TASK:
Can you reproduce the material word for word, from its first line up to and including the line containing "471, 71, 512]"?

## Begin SUPPLIED MATERIAL

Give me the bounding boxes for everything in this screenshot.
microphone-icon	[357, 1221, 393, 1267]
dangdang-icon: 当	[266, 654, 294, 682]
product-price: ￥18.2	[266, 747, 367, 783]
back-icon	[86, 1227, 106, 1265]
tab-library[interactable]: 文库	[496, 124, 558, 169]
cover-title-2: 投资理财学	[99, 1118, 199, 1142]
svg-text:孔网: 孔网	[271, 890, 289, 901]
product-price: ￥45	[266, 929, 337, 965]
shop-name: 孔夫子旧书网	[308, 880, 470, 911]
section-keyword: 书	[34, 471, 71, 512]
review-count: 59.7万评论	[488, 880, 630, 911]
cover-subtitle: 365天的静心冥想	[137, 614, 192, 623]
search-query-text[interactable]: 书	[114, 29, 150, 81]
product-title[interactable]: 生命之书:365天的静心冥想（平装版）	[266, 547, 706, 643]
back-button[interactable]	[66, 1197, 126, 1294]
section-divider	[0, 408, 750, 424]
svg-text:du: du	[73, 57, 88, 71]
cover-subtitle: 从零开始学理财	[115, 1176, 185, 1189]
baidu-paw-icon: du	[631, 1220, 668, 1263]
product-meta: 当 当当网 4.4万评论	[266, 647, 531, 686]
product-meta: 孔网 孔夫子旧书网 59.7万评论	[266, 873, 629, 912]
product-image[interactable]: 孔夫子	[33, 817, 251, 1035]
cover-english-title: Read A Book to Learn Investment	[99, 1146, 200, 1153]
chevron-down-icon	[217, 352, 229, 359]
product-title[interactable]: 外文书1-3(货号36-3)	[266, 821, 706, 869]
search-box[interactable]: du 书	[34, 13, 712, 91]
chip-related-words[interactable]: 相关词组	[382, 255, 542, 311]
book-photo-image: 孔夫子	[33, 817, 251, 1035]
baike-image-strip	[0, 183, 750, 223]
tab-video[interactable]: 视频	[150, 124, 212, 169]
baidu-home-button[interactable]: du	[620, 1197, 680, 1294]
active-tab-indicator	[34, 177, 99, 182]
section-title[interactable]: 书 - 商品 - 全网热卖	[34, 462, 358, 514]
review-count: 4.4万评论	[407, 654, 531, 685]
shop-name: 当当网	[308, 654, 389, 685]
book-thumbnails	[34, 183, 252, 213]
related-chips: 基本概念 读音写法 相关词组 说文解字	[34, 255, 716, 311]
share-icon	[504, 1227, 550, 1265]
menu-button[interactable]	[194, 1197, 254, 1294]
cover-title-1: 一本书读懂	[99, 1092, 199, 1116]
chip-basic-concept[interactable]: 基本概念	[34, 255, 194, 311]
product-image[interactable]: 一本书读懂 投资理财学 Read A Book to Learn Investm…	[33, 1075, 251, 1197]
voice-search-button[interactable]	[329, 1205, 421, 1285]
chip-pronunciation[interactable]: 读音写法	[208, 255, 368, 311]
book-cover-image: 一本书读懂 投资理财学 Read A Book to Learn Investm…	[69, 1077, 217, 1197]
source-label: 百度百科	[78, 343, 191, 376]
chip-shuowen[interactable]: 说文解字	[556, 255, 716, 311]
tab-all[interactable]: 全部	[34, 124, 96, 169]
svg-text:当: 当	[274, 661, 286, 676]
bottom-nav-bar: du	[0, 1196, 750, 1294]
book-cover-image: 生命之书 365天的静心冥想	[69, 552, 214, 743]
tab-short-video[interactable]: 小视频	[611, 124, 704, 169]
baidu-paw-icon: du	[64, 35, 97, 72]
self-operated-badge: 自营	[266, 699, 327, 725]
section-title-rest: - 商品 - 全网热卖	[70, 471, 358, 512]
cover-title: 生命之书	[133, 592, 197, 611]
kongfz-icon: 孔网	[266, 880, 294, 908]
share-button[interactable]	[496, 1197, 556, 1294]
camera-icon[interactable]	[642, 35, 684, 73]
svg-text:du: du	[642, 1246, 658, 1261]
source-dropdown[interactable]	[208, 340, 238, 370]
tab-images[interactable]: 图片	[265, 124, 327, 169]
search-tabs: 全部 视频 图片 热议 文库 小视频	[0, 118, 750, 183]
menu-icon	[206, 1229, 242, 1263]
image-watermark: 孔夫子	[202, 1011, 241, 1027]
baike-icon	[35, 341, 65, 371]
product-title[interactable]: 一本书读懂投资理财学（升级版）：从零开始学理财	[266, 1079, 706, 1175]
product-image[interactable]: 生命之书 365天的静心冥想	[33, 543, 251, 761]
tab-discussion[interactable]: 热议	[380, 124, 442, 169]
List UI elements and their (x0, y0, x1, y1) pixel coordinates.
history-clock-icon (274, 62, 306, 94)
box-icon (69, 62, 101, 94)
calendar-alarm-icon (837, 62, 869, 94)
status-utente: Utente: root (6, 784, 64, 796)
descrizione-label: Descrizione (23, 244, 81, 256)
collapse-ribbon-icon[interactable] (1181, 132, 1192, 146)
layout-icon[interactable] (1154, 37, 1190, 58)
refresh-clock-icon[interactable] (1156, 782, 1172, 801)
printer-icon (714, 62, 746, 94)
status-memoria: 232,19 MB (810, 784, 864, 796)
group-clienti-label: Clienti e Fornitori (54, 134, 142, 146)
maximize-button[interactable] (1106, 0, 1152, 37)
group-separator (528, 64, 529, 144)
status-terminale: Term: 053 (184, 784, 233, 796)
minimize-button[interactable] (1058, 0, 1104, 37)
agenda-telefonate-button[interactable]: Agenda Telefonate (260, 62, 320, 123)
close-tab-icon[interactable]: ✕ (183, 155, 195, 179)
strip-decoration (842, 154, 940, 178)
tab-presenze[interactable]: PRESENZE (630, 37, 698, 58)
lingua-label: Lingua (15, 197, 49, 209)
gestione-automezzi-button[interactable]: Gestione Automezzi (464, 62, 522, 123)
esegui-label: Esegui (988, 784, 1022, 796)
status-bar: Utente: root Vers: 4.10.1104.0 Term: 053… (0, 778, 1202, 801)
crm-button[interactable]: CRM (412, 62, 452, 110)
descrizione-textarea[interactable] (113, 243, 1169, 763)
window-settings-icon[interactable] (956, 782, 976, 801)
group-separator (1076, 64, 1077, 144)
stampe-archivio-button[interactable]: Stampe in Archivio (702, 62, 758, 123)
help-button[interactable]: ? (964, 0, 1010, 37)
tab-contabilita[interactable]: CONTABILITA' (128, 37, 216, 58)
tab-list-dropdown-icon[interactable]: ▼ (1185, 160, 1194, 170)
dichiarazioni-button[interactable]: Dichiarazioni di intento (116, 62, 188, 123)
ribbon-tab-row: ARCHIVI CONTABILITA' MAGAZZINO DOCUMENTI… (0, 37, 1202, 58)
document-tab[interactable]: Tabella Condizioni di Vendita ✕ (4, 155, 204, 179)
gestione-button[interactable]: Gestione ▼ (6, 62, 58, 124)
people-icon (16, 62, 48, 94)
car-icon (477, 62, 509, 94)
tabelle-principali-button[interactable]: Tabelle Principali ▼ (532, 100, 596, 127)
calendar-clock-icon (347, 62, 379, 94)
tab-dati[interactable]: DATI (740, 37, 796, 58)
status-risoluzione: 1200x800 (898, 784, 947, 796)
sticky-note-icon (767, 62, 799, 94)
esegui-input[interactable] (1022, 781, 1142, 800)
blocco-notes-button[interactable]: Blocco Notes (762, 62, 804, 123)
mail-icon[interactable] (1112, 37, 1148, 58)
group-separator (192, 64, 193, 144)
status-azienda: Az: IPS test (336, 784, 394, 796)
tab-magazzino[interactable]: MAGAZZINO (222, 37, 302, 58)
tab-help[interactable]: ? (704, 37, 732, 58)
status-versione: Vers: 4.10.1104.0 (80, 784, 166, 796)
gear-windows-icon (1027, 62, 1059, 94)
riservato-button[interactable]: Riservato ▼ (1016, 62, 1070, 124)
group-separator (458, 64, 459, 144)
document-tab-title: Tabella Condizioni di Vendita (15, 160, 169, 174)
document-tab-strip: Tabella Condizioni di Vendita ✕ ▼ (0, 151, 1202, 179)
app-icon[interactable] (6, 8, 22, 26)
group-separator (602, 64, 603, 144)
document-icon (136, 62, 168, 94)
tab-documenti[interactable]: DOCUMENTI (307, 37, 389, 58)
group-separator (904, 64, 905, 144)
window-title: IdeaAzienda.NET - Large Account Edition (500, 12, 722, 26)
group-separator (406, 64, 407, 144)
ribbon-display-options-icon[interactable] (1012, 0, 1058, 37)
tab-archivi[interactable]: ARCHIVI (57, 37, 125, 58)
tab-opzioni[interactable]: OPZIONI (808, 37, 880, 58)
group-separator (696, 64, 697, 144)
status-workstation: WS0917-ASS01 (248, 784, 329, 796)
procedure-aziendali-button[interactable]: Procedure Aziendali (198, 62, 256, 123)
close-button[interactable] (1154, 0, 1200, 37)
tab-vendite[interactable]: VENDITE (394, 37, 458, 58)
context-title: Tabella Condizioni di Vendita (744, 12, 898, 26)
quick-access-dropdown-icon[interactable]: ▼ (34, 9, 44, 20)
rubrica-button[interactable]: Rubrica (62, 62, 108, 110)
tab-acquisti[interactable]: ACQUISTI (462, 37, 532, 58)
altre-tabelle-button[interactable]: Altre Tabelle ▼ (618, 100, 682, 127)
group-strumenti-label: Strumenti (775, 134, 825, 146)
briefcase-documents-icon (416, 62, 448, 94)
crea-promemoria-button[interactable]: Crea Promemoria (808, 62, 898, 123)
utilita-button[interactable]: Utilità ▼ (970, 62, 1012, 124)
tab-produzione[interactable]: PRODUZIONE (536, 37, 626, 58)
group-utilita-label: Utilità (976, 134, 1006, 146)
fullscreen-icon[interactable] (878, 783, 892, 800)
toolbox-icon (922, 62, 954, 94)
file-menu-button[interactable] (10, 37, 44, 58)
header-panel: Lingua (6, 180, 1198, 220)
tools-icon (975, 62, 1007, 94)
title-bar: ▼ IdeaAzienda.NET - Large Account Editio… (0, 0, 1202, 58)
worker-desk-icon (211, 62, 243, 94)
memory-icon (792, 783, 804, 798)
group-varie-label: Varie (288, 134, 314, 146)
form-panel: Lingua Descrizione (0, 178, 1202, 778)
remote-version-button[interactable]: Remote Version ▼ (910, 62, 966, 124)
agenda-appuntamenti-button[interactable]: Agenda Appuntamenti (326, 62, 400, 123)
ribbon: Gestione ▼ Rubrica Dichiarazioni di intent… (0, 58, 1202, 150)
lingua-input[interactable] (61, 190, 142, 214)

## End SUPPLIED MATERIAL

FULL ANSWER:
Give me the bounding boxes for everything in this screenshot.
microphone-icon	[357, 1221, 393, 1267]
dangdang-icon: 当	[266, 654, 294, 682]
product-price: ￥18.2	[266, 747, 367, 783]
back-icon	[86, 1227, 106, 1265]
tab-library[interactable]: 文库	[496, 124, 558, 169]
cover-title-2: 投资理财学	[99, 1118, 199, 1142]
svg-text:孔网: 孔网	[271, 890, 289, 901]
product-price: ￥45	[266, 929, 337, 965]
shop-name: 孔夫子旧书网	[308, 880, 470, 911]
section-keyword: 书	[34, 471, 71, 512]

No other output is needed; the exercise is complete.